__EXERCISE TASK__: Every line that holds the string "Master" is to be identified and copied.

-- BEGIN RAW RECORDS --

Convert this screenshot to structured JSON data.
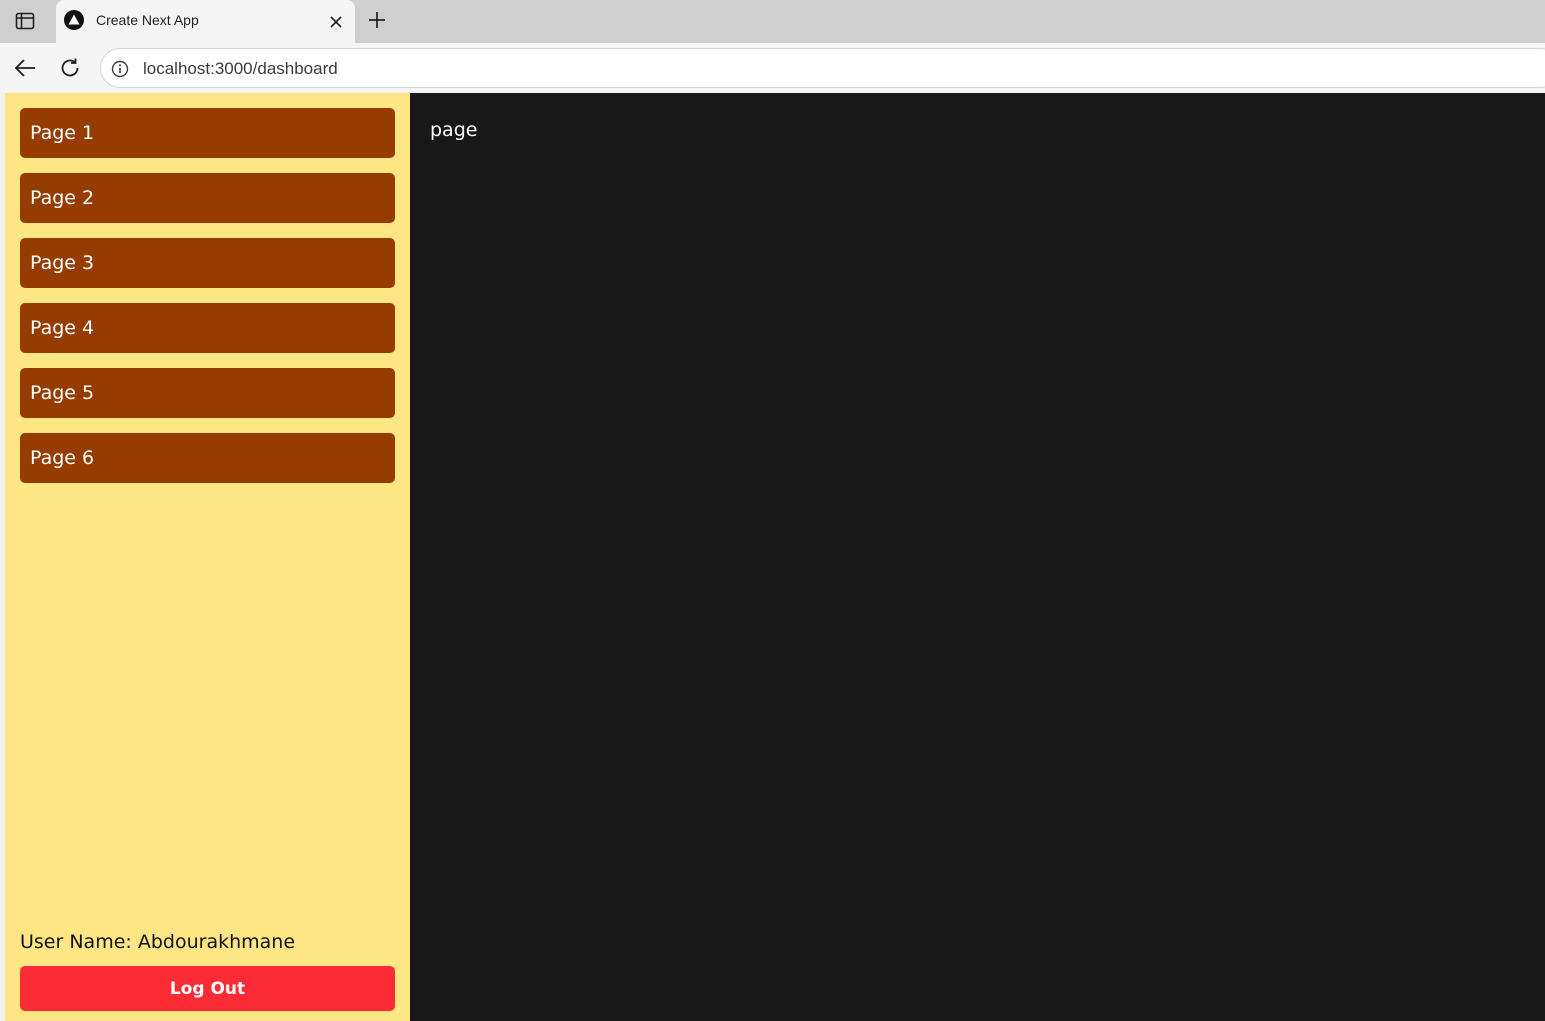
{
  "browser": {
    "tab": {
      "title": "Create Next App",
      "favicon": "nextjs-triangle-icon"
    },
    "url": "localhost:3000/dashboard"
  },
  "sidebar": {
    "items": [
      {
        "label": "Page 1"
      },
      {
        "label": "Page 2"
      },
      {
        "label": "Page 3"
      },
      {
        "label": "Page 4"
      },
      {
        "label": "Page 5"
      },
      {
        "label": "Page 6"
      }
    ],
    "user_name": "User Name: Abdourakhmane",
    "logout_label": "Log Out"
  },
  "main": {
    "text": "page"
  },
  "colors": {
    "sidebar_bg": "#fee685",
    "nav_item_bg": "#973c00",
    "logout_bg": "#fb2c36",
    "content_bg": "#181818"
  }
}
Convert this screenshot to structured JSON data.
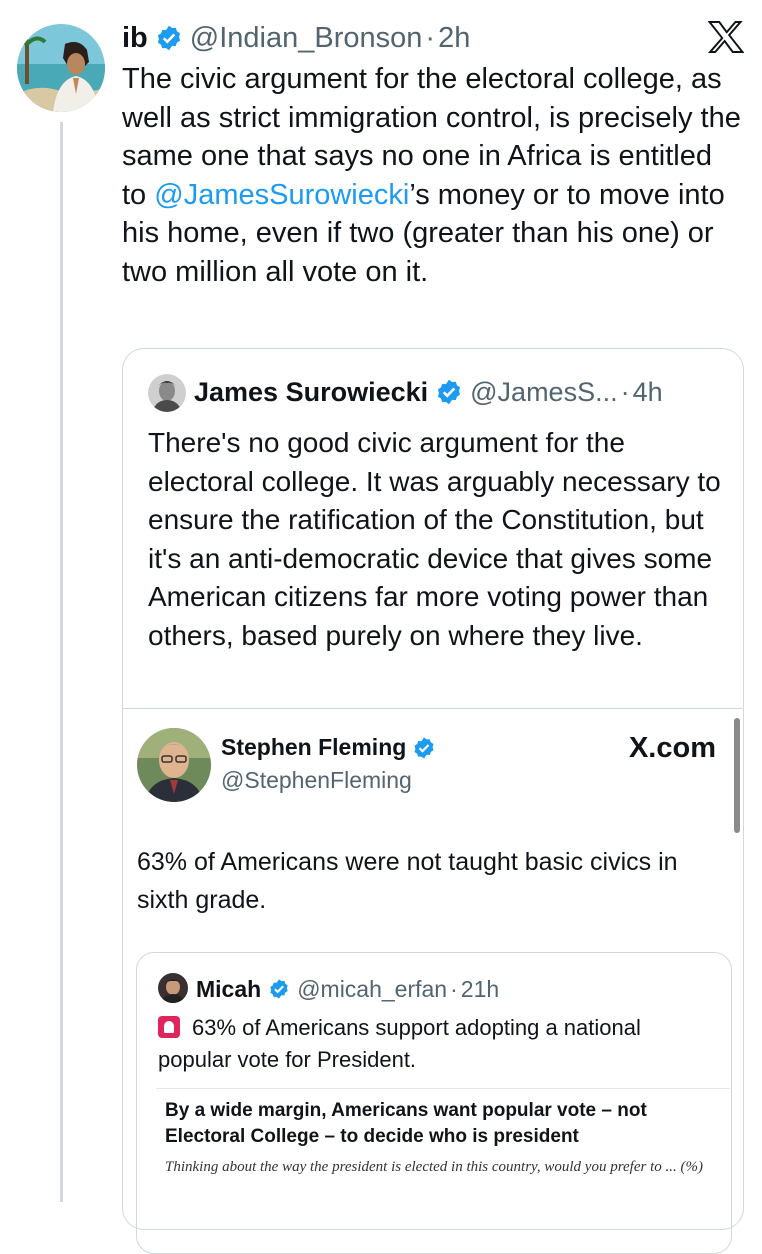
{
  "main_tweet": {
    "name": "ib",
    "handle": "@Indian_Bronson",
    "sep": "·",
    "time": "2h",
    "text_before": "The civic argument for the electoral college, as well as strict immigration control, is precisely the same one that says no one in Africa is entitled to ",
    "mention": "@JamesSurowiecki",
    "text_after": "’s money or to move into his home, even if two (greater than his one) or two million all vote on it.",
    "x_logo_icon": "x-logo-icon"
  },
  "quote1": {
    "name": "James Surowiecki",
    "handle": "@JamesS...",
    "sep": "·",
    "time": "4h",
    "text": "There's no good civic argument for the electoral college. It was arguably necessary to ensure the ratification of the Constitution, but it's an anti-democratic device that gives some American citizens far more voting power than others, based purely on where they live."
  },
  "embed": {
    "name": "Stephen Fleming",
    "handle": "@StephenFleming",
    "source": "X.com",
    "text": "63% of Americans were not taught basic civics in sixth grade."
  },
  "quote2": {
    "name": "Micah",
    "handle": "@micah_erfan",
    "sep": "·",
    "time": "21h",
    "text": "63% of Americans support adopting a national popular vote for President.",
    "media_headline": "By a wide margin, Americans want popular vote – not Electoral College – to decide who is president",
    "media_sub": "Thinking about the way the president is elected in this country, would you prefer to ... (%)"
  },
  "colors": {
    "verified": "#1d9bf0",
    "muted": "#536471",
    "border": "#cfd9de",
    "link": "#1d9bf0"
  }
}
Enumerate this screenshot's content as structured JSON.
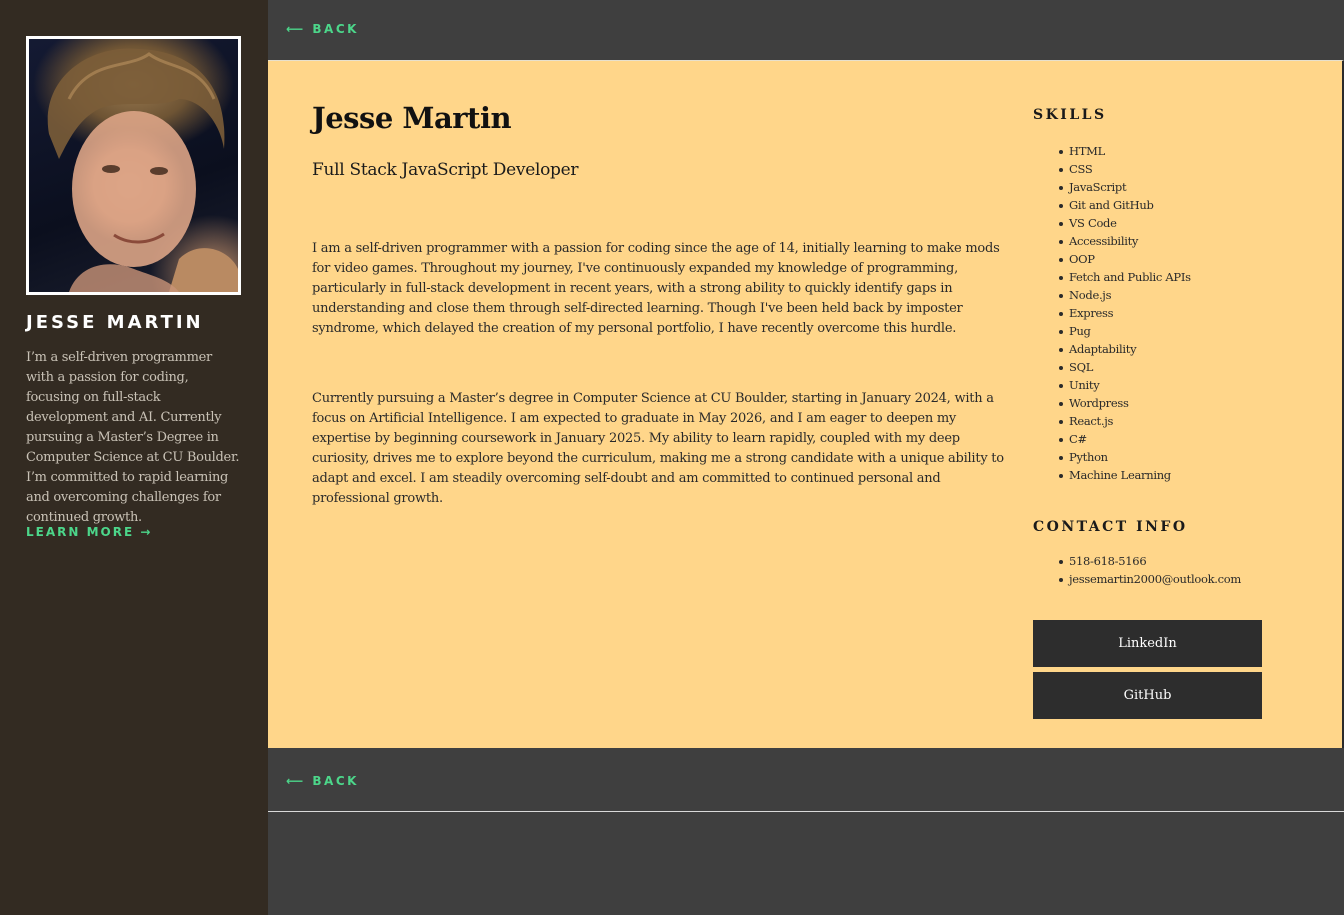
{
  "sidebar": {
    "photo_alt": "Jesse Martin portrait",
    "name": "JESSE MARTIN",
    "bio": "I’m a self-driven programmer with a passion for coding, focusing on full-stack development and AI. Currently pursuing a Master’s Degree in Computer Science at CU Boulder. I’m committed to rapid learning and overcoming challenges for continued growth.",
    "learn_more": "LEARN MORE →"
  },
  "nav": {
    "back_top": "⟵ BACK",
    "back_bottom": "⟵ BACK"
  },
  "main": {
    "title": "Jesse Martin",
    "subtitle": "Full Stack JavaScript Developer",
    "paragraphs": [
      "I am a self-driven programmer with a passion for coding since the age of 14, initially learning to make mods for video games. Throughout my journey, I've continuously expanded my knowledge of programming, particularly in full-stack development in recent years, with a strong ability to quickly identify gaps in understanding and close them through self-directed learning. Though I've been held back by imposter syndrome, which delayed the creation of my personal portfolio, I have recently overcome this hurdle.",
      "Currently pursuing a Master’s degree in Computer Science at CU Boulder, starting in January 2024, with a focus on Artificial Intelligence. I am expected to graduate in May 2026, and I am eager to deepen my expertise by beginning coursework in January 2025. My ability to learn rapidly, coupled with my deep curiosity, drives me to explore beyond the curriculum, making me a strong candidate with a unique ability to adapt and excel. I am steadily overcoming self-doubt and am committed to continued personal and professional growth."
    ]
  },
  "skills": {
    "heading": "SKILLS",
    "items": [
      "HTML",
      "CSS",
      "JavaScript",
      "Git and GitHub",
      "VS Code",
      "Accessibility",
      "OOP",
      "Fetch and Public APIs",
      "Node.js",
      "Express",
      "Pug",
      "Adaptability",
      "SQL",
      "Unity",
      "Wordpress",
      "React.js",
      "C#",
      "Python",
      "Machine Learning"
    ]
  },
  "contact": {
    "heading": "CONTACT INFO",
    "items": [
      "518-618-5166",
      "jessemartin2000@outlook.com"
    ]
  },
  "buttons": {
    "linkedin": "LinkedIn",
    "github": "GitHub"
  },
  "colors": {
    "sidebar_bg": "#332b22",
    "page_bg": "#3f3f3f",
    "card_bg": "#ffd68a",
    "accent_green": "#4cd68a",
    "button_bg": "#2d2d2d"
  }
}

-- END RAW RECORDS --

__TASK RESPONSE__:
    "bio": "I’m a self-driven programmer with a passion for coding, focusing on full-stack development and AI. Currently pursuing a Master’s Degree in Computer Science at CU Boulder. I’m committed to rapid learning and overcoming challenges for continued growth.",
      "Currently pursuing a Master’s degree in Computer Science at CU Boulder, starting in January 2024, with a focus on Artificial Intelligence. I am expected to graduate in May 2026, and I am eager to deepen my expertise by beginning coursework in January 2025. My ability to learn rapidly, coupled with my deep curiosity, drives me to explore beyond the curriculum, making me a strong candidate with a unique ability to adapt and excel. I am steadily overcoming self-doubt and am committed to continued personal and professional growth."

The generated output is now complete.